### Task brief:
Retype the whole listing, please, keeping every line exact and dropping the pictures.

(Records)
Start
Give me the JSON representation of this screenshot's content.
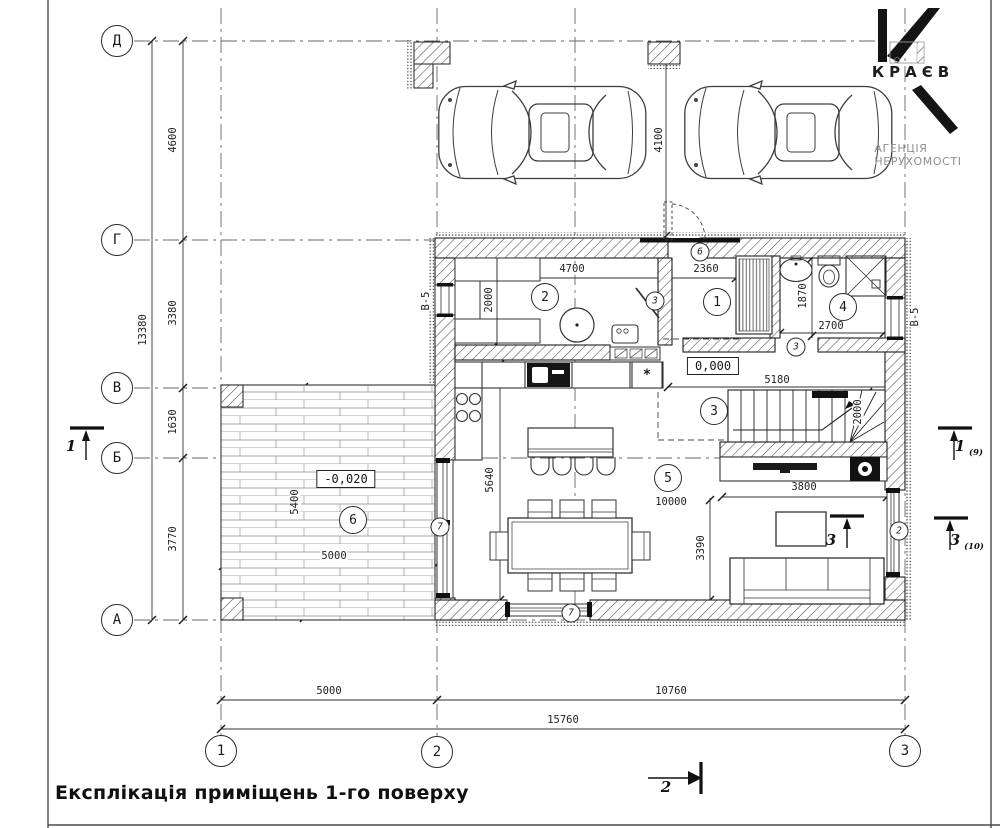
{
  "title": {
    "text": "Експлікація приміщень 1-го поверху"
  },
  "logo": {
    "brand": "КРАЄВ",
    "tagline": "АГЕНЦІЯ НЕРУХОМОСТІ"
  },
  "grid": {
    "rows": [
      "Д",
      "Г",
      "В",
      "Б",
      "А"
    ],
    "cols": [
      "1",
      "2",
      "3"
    ]
  },
  "dims": {
    "left_chain": [
      "4600",
      "3380",
      "1630",
      "3770"
    ],
    "left_total": "13380",
    "bottom_chain": [
      "5000",
      "10760"
    ],
    "bottom_total": "15760",
    "parking_depth": "4100",
    "kitchen_width": "4700",
    "kitchen_depth": "2000",
    "hall_width": "2360",
    "bath_depth": "1870",
    "bath_width": "2700",
    "stairs_run": "5180",
    "stairs_width": "2000",
    "tv_wall": "3800",
    "living_length": "10000",
    "living_depth": "5640",
    "sofa_zone": "3390",
    "terrace_depth": "5400",
    "terrace_width": "5000"
  },
  "levels": {
    "ground": "0,000",
    "terrace": "-0,020"
  },
  "rooms": [
    "1",
    "2",
    "3",
    "4",
    "5",
    "6"
  ],
  "refs": {
    "r2": "2",
    "r3": "3",
    "r6": "6",
    "r7": "7"
  },
  "windows": {
    "type": "В-5"
  },
  "sections": {
    "one": "1",
    "one_sheet": "(9)",
    "two": "2",
    "three": "3",
    "three_sheet": "(10)"
  },
  "symbols": {
    "hob": "*"
  }
}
End
### Response:
Give me the JSON representation of this screenshot's content.
{
  "title": {
    "text": "Експлікація приміщень 1-го поверху"
  },
  "logo": {
    "brand": "КРАЄВ",
    "tagline": "АГЕНЦІЯ НЕРУХОМОСТІ"
  },
  "grid": {
    "rows": [
      "Д",
      "Г",
      "В",
      "Б",
      "А"
    ],
    "cols": [
      "1",
      "2",
      "3"
    ]
  },
  "dims": {
    "left_chain": [
      "4600",
      "3380",
      "1630",
      "3770"
    ],
    "left_total": "13380",
    "bottom_chain": [
      "5000",
      "10760"
    ],
    "bottom_total": "15760",
    "parking_depth": "4100",
    "kitchen_width": "4700",
    "kitchen_depth": "2000",
    "hall_width": "2360",
    "bath_depth": "1870",
    "bath_width": "2700",
    "stairs_run": "5180",
    "stairs_width": "2000",
    "tv_wall": "3800",
    "living_length": "10000",
    "living_depth": "5640",
    "sofa_zone": "3390",
    "terrace_depth": "5400",
    "terrace_width": "5000"
  },
  "levels": {
    "ground": "0,000",
    "terrace": "-0,020"
  },
  "rooms": [
    "1",
    "2",
    "3",
    "4",
    "5",
    "6"
  ],
  "refs": {
    "r2": "2",
    "r3": "3",
    "r6": "6",
    "r7": "7"
  },
  "windows": {
    "type": "В-5"
  },
  "sections": {
    "one": "1",
    "one_sheet": "(9)",
    "two": "2",
    "three": "3",
    "three_sheet": "(10)"
  },
  "symbols": {
    "hob": "*"
  }
}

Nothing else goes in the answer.